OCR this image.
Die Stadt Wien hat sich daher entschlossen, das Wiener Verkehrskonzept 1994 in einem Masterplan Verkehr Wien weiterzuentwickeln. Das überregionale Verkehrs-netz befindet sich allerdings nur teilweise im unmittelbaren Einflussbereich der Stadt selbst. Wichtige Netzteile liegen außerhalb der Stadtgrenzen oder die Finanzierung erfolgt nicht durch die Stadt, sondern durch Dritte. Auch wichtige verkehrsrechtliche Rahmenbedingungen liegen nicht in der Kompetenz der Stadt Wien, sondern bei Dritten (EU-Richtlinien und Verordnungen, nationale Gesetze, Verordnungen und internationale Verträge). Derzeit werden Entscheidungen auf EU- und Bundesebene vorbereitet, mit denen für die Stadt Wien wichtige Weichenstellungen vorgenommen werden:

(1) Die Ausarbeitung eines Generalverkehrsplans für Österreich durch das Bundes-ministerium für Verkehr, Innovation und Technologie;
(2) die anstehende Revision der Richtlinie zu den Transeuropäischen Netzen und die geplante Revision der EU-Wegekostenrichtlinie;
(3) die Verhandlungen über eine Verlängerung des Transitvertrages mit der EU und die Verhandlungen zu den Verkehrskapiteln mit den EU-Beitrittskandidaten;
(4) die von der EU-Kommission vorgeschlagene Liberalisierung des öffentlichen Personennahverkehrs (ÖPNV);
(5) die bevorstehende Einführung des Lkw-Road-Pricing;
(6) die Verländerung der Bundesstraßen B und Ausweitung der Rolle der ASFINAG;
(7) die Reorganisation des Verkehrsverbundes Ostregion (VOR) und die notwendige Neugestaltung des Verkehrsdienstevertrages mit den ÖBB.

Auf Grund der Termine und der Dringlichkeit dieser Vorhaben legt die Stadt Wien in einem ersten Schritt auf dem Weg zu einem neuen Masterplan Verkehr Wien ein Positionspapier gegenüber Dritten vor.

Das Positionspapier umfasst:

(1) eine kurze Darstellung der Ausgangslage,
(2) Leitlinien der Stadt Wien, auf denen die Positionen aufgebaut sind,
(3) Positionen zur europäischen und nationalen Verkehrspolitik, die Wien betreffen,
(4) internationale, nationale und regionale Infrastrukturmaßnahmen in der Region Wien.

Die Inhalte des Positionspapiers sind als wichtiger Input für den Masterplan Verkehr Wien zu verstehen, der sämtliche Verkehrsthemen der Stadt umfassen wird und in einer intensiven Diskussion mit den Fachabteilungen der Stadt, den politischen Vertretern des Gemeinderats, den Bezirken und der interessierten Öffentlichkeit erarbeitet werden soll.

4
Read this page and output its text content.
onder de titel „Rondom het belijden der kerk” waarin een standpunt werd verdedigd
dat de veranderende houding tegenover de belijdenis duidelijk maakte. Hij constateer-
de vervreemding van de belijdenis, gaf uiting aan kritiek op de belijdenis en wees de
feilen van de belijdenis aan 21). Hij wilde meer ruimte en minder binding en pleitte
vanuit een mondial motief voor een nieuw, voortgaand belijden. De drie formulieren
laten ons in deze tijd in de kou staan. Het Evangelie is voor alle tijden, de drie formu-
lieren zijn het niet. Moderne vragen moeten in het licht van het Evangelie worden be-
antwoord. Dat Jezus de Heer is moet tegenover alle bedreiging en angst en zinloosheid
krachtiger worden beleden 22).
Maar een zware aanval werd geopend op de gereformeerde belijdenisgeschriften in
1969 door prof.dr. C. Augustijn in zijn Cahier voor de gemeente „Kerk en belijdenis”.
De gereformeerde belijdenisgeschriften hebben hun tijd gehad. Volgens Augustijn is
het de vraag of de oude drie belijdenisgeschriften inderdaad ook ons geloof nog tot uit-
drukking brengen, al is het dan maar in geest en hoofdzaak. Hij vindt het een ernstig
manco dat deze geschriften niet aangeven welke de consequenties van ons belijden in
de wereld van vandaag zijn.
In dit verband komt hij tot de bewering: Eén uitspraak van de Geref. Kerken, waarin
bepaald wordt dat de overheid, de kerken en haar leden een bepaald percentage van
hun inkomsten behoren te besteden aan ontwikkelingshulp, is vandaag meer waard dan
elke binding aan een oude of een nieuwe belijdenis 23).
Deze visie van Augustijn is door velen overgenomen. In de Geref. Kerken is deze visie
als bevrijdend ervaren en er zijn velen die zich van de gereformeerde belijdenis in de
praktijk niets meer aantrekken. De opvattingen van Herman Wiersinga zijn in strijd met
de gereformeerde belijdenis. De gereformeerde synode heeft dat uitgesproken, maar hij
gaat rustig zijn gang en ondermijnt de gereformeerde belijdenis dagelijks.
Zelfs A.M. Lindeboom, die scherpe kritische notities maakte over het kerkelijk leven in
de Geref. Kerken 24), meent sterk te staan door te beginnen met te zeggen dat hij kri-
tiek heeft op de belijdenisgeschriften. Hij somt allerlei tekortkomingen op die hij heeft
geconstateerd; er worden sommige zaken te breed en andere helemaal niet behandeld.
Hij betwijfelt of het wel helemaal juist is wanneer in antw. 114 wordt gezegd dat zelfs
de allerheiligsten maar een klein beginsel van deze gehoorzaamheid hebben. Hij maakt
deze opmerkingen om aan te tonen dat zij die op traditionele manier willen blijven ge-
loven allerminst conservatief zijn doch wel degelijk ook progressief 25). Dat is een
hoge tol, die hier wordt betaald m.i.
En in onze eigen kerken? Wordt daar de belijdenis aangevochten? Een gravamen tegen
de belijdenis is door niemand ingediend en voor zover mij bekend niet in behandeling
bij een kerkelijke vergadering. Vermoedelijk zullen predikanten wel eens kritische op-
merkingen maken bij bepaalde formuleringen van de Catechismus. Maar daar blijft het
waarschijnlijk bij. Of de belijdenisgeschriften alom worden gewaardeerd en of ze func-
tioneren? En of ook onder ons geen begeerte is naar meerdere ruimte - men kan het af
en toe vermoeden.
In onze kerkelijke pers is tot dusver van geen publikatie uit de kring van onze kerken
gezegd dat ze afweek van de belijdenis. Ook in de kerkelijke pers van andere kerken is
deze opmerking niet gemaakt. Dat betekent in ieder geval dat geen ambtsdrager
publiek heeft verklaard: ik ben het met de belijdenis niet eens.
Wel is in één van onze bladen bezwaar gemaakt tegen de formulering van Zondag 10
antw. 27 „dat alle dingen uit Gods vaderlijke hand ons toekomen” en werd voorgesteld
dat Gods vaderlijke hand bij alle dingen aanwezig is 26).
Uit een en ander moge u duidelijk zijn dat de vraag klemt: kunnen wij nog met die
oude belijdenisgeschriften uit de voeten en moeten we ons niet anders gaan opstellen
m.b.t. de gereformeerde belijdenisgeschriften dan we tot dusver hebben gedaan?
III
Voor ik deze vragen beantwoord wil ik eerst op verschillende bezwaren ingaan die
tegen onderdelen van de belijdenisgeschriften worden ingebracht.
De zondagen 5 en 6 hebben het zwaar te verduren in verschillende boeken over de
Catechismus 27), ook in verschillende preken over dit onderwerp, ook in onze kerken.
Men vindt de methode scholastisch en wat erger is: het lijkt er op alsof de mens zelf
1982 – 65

────────────────────

PROBLEM
Tell me how many lines of the data hold the word "gemaakt", giving only the number.

TASK OUTPUT
2